**WORK REQUIRED**
Copy out the entries in full and with complete accuracy; pictures are excluded.

Records contained in a dataset

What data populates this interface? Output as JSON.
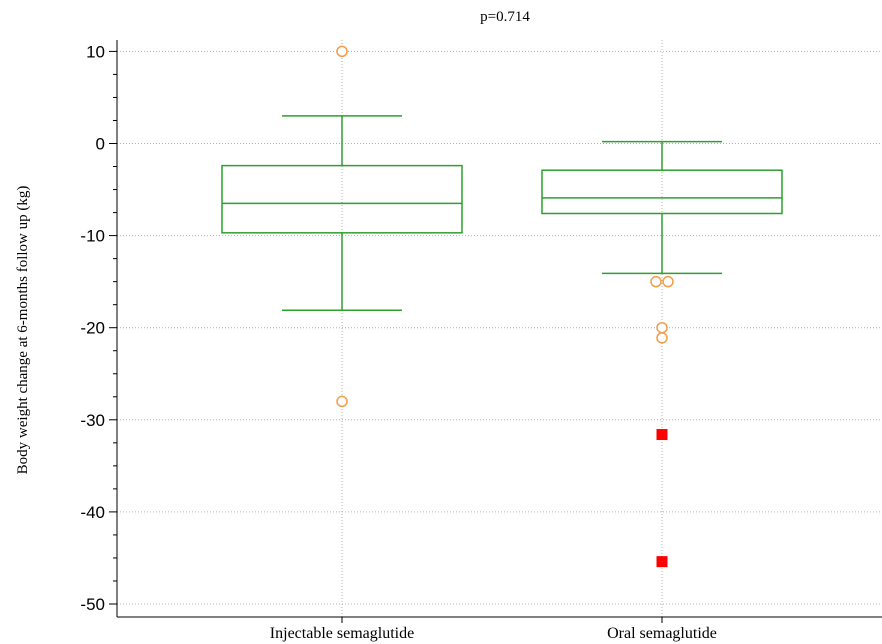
{
  "chart_data": {
    "type": "box",
    "title": "p=0.714",
    "ylabel": "Body weight change at 6-months follow up (kg)",
    "xlabel": "",
    "ylim": [
      -52,
      12
    ],
    "yticks": [
      10,
      0,
      -10,
      -20,
      -30,
      -40,
      -50
    ],
    "grid": true,
    "categories": [
      "Injectable semaglutide",
      "Oral semaglutide"
    ],
    "boxes": [
      {
        "name": "Injectable semaglutide",
        "whisker_high": 3.0,
        "q3": -2.4,
        "median": -6.5,
        "q1": -9.7,
        "whisker_low": -18.1,
        "outliers": [
          10.0,
          -28.0
        ],
        "far_outliers": []
      },
      {
        "name": "Oral semaglutide",
        "whisker_high": 0.2,
        "q3": -2.9,
        "median": -5.9,
        "q1": -7.6,
        "whisker_low": -14.1,
        "outliers": [
          -15.0,
          -15.0,
          -20.0,
          -21.1
        ],
        "far_outliers": [
          -31.6,
          -45.4
        ]
      }
    ],
    "colors": {
      "box": "#2ca02c",
      "outlier": "#f39c4a",
      "far_outlier": "#ff0000",
      "grid": "#b0b0b0",
      "axis": "#000000"
    }
  }
}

**ANSWER TO THE PROBLEM**
What data populates this interface? Output as JSON.
{
  "chart_data": {
    "type": "box",
    "title": "p=0.714",
    "ylabel": "Body weight change at 6-months follow up (kg)",
    "xlabel": "",
    "ylim": [
      -52,
      12
    ],
    "yticks": [
      10,
      0,
      -10,
      -20,
      -30,
      -40,
      -50
    ],
    "grid": true,
    "categories": [
      "Injectable semaglutide",
      "Oral semaglutide"
    ],
    "boxes": [
      {
        "name": "Injectable semaglutide",
        "whisker_high": 3.0,
        "q3": -2.4,
        "median": -6.5,
        "q1": -9.7,
        "whisker_low": -18.1,
        "outliers": [
          10.0,
          -28.0
        ],
        "far_outliers": []
      },
      {
        "name": "Oral semaglutide",
        "whisker_high": 0.2,
        "q3": -2.9,
        "median": -5.9,
        "q1": -7.6,
        "whisker_low": -14.1,
        "outliers": [
          -15.0,
          -15.0,
          -20.0,
          -21.1
        ],
        "far_outliers": [
          -31.6,
          -45.4
        ]
      }
    ],
    "colors": {
      "box": "#2ca02c",
      "outlier": "#f39c4a",
      "far_outlier": "#ff0000",
      "grid": "#b0b0b0",
      "axis": "#000000"
    }
  }
}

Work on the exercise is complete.